## start LISTED RECORDS

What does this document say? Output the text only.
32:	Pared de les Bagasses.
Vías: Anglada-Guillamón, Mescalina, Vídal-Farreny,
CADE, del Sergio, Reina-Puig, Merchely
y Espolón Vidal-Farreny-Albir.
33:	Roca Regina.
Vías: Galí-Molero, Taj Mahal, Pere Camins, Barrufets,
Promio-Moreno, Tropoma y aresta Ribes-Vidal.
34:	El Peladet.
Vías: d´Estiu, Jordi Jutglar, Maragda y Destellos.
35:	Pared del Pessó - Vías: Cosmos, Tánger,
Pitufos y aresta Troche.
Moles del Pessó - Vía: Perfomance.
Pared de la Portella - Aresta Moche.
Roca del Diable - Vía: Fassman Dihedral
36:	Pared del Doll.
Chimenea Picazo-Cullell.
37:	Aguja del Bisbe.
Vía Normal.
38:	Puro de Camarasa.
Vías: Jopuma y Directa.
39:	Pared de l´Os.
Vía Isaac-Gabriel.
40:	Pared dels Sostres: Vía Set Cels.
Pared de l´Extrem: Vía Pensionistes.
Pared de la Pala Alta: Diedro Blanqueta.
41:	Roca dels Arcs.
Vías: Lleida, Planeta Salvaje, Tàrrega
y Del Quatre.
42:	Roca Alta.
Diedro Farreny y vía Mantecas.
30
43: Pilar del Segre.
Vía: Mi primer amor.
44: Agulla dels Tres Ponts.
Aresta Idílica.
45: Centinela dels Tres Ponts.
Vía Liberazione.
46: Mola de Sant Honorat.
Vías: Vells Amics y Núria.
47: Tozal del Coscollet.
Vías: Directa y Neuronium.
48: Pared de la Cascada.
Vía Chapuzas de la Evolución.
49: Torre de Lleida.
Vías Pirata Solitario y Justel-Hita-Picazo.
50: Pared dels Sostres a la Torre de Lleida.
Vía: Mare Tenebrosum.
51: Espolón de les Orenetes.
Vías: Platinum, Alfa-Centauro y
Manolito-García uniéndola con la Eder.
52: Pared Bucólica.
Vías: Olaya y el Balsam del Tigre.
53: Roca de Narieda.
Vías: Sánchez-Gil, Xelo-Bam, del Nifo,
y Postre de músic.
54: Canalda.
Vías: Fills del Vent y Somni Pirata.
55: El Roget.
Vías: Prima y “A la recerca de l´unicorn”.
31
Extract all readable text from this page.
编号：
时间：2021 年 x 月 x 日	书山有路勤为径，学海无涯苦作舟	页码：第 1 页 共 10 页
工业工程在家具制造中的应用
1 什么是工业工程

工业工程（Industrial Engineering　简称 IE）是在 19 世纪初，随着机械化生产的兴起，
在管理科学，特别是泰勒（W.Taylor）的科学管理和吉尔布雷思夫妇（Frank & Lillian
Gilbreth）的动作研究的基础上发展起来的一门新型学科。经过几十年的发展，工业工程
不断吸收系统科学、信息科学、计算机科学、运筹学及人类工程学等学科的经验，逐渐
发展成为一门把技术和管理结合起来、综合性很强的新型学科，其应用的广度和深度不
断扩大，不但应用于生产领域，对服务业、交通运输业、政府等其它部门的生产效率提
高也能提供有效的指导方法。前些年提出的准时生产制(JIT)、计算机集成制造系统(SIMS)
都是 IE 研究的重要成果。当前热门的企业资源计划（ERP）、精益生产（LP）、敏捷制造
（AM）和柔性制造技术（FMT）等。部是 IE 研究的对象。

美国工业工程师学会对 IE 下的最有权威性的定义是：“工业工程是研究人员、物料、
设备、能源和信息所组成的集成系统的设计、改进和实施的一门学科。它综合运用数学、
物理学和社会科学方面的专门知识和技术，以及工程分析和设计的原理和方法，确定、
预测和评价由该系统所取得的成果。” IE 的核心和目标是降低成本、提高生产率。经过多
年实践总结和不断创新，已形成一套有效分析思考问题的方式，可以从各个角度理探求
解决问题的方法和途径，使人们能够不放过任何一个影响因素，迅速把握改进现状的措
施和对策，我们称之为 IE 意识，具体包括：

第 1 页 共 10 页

## end LISTED RECORDS

EXERCISE INSTRUCTIONS -
Write out the full listing exactly as given.

COMPLETED TASK -
What does this document say? Output the text only.
32:	Pared de les Bagasses.
Vías: Anglada-Guillamón, Mescalina, Vídal-Farreny,
CADE, del Sergio, Reina-Puig, Merchely
y Espolón Vidal-Farreny-Albir.
33:	Roca Regina.
Vías: Galí-Molero, Taj Mahal, Pere Camins, Barrufets,
Promio-Moreno, Tropoma y aresta Ribes-Vidal.
34:	El Peladet.
Vías: d´Estiu, Jordi Jutglar, Maragda y Destellos.
35:	Pared del Pessó - Vías: Cosmos, Tánger,
Pitufos y aresta Troche.
Moles del Pessó - Vía: Perfomance.
Pared de la Portella - Aresta Moche.
Roca del Diable - Vía: Fassman Dihedral
36:	Pared del Doll.
Chimenea Picazo-Cullell.
37:	Aguja del Bisbe.
Vía Normal.
38:	Puro de Camarasa.
Vías: Jopuma y Directa.
39:	Pared de l´Os.
Vía Isaac-Gabriel.
40:	Pared dels Sostres: Vía Set Cels.
Pared de l´Extrem: Vía Pensionistes.
Pared de la Pala Alta: Diedro Blanqueta.
41:	Roca dels Arcs.
Vías: Lleida, Planeta Salvaje, Tàrrega
y Del Quatre.
42:	Roca Alta.
Diedro Farreny y vía Mantecas.
30
43: Pilar del Segre.
Vía: Mi primer amor.
44: Agulla dels Tres Ponts.
Aresta Idílica.
45: Centinela dels Tres Ponts.
Vía Liberazione.
46: Mola de Sant Honorat.
Vías: Vells Amics y Núria.
47: Tozal del Coscollet.
Vías: Directa y Neuronium.
48: Pared de la Cascada.
Vía Chapuzas de la Evolución.
49: Torre de Lleida.
Vías Pirata Solitario y Justel-Hita-Picazo.
50: Pared dels Sostres a la Torre de Lleida.
Vía: Mare Tenebrosum.
51: Espolón de les Orenetes.
Vías: Platinum, Alfa-Centauro y
Manolito-García uniéndola con la Eder.
52: Pared Bucólica.
Vías: Olaya y el Balsam del Tigre.
53: Roca de Narieda.
Vías: Sánchez-Gil, Xelo-Bam, del Nifo,
y Postre de músic.
54: Canalda.
Vías: Fills del Vent y Somni Pirata.
55: El Roget.
Vías: Prima y “A la recerca de l´unicorn”.
31
Extract all readable text from this page.
编号：
时间：2021 年 x 月 x 日	书山有路勤为径，学海无涯苦作舟	页码：第 1 页 共 10 页
工业工程在家具制造中的应用
1 什么是工业工程

工业工程（Industrial Engineering　简称 IE）是在 19 世纪初，随着机械化生产的兴起，
在管理科学，特别是泰勒（W.Taylor）的科学管理和吉尔布雷思夫妇（Frank & Lillian
Gilbreth）的动作研究的基础上发展起来的一门新型学科。经过几十年的发展，工业工程
不断吸收系统科学、信息科学、计算机科学、运筹学及人类工程学等学科的经验，逐渐
发展成为一门把技术和管理结合起来、综合性很强的新型学科，其应用的广度和深度不
断扩大，不但应用于生产领域，对服务业、交通运输业、政府等其它部门的生产效率提
高也能提供有效的指导方法。前些年提出的准时生产制(JIT)、计算机集成制造系统(SIMS)
都是 IE 研究的重要成果。当前热门的企业资源计划（ERP）、精益生产（LP）、敏捷制造
（AM）和柔性制造技术（FMT）等。部是 IE 研究的对象。

美国工业工程师学会对 IE 下的最有权威性的定义是：“工业工程是研究人员、物料、
设备、能源和信息所组成的集成系统的设计、改进和实施的一门学科。它综合运用数学、
物理学和社会科学方面的专门知识和技术，以及工程分析和设计的原理和方法，确定、
预测和评价由该系统所取得的成果。” IE 的核心和目标是降低成本、提高生产率。经过多
年实践总结和不断创新，已形成一套有效分析思考问题的方式，可以从各个角度理探求
解决问题的方法和途径，使人们能够不放过任何一个影响因素，迅速把握改进现状的措
施和对策，我们称之为 IE 意识，具体包括：

第 1 页 共 10 页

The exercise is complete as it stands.